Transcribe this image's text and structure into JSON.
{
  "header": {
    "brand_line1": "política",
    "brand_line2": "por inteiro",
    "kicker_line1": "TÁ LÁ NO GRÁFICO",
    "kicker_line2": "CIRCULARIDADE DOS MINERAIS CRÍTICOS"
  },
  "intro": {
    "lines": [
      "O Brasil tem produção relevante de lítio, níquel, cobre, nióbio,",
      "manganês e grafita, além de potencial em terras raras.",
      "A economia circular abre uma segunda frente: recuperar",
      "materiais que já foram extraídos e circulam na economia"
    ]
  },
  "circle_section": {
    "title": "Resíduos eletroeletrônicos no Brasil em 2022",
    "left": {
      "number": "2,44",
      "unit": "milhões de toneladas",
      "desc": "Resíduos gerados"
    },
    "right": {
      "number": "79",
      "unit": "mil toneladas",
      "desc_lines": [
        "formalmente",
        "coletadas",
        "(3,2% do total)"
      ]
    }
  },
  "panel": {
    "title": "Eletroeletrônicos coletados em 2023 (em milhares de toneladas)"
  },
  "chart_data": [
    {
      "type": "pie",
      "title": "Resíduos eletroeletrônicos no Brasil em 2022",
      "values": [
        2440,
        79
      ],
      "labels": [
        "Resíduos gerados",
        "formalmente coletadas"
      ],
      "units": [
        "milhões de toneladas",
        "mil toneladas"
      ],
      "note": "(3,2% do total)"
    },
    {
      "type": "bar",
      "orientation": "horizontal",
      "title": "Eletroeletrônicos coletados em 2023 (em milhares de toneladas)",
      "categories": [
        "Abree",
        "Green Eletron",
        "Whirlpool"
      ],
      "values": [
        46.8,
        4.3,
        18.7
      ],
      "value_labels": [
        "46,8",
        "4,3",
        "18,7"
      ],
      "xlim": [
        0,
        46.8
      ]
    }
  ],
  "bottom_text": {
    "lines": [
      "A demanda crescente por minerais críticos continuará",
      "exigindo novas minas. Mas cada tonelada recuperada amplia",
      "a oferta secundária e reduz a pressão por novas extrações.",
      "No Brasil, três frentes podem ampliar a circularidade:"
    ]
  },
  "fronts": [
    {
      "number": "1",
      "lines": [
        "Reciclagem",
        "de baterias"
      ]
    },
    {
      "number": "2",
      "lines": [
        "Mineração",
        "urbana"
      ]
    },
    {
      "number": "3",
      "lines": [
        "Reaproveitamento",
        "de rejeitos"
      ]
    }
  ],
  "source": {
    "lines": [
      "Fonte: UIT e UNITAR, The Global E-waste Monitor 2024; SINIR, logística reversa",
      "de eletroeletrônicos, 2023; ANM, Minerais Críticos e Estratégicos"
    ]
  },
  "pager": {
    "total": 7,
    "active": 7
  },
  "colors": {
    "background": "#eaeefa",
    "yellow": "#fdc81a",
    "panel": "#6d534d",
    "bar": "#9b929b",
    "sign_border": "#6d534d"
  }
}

Exercise description: Output an exact copy of each record.

Answer for this exercise:
Transcribe this image's text and structure into JSON.
{
  "header": {
    "brand_line1": "política",
    "brand_line2": "por inteiro",
    "kicker_line1": "TÁ LÁ NO GRÁFICO",
    "kicker_line2": "CIRCULARIDADE DOS MINERAIS CRÍTICOS"
  },
  "intro": {
    "lines": [
      "O Brasil tem produção relevante de lítio, níquel, cobre, nióbio,",
      "manganês e grafita, além de potencial em terras raras.",
      "A economia circular abre uma segunda frente: recuperar",
      "materiais que já foram extraídos e circulam na economia"
    ]
  },
  "circle_section": {
    "title": "Resíduos eletroeletrônicos no Brasil em 2022",
    "left": {
      "number": "2,44",
      "unit": "milhões de toneladas",
      "desc": "Resíduos gerados"
    },
    "right": {
      "number": "79",
      "unit": "mil toneladas",
      "desc_lines": [
        "formalmente",
        "coletadas",
        "(3,2% do total)"
      ]
    }
  },
  "panel": {
    "title": "Eletroeletrônicos coletados em 2023 (em milhares de toneladas)"
  },
  "chart_data": [
    {
      "type": "pie",
      "title": "Resíduos eletroeletrônicos no Brasil em 2022",
      "values": [
        2440,
        79
      ],
      "labels": [
        "Resíduos gerados",
        "formalmente coletadas"
      ],
      "units": [
        "milhões de toneladas",
        "mil toneladas"
      ],
      "note": "(3,2% do total)"
    },
    {
      "type": "bar",
      "orientation": "horizontal",
      "title": "Eletroeletrônicos coletados em 2023 (em milhares de toneladas)",
      "categories": [
        "Abree",
        "Green Eletron",
        "Whirlpool"
      ],
      "values": [
        46.8,
        4.3,
        18.7
      ],
      "value_labels": [
        "46,8",
        "4,3",
        "18,7"
      ],
      "xlim": [
        0,
        46.8
      ]
    }
  ],
  "bottom_text": {
    "lines": [
      "A demanda crescente por minerais críticos continuará",
      "exigindo novas minas. Mas cada tonelada recuperada amplia",
      "a oferta secundária e reduz a pressão por novas extrações.",
      "No Brasil, três frentes podem ampliar a circularidade:"
    ]
  },
  "fronts": [
    {
      "number": "1",
      "lines": [
        "Reciclagem",
        "de baterias"
      ]
    },
    {
      "number": "2",
      "lines": [
        "Mineração",
        "urbana"
      ]
    },
    {
      "number": "3",
      "lines": [
        "Reaproveitamento",
        "de rejeitos"
      ]
    }
  ],
  "source": {
    "lines": [
      "Fonte: UIT e UNITAR, The Global E-waste Monitor 2024; SINIR, logística reversa",
      "de eletroeletrônicos, 2023; ANM, Minerais Críticos e Estratégicos"
    ]
  },
  "pager": {
    "total": 7,
    "active": 7
  },
  "colors": {
    "background": "#eaeefa",
    "yellow": "#fdc81a",
    "panel": "#6d534d",
    "bar": "#9b929b",
    "sign_border": "#6d534d"
  }
}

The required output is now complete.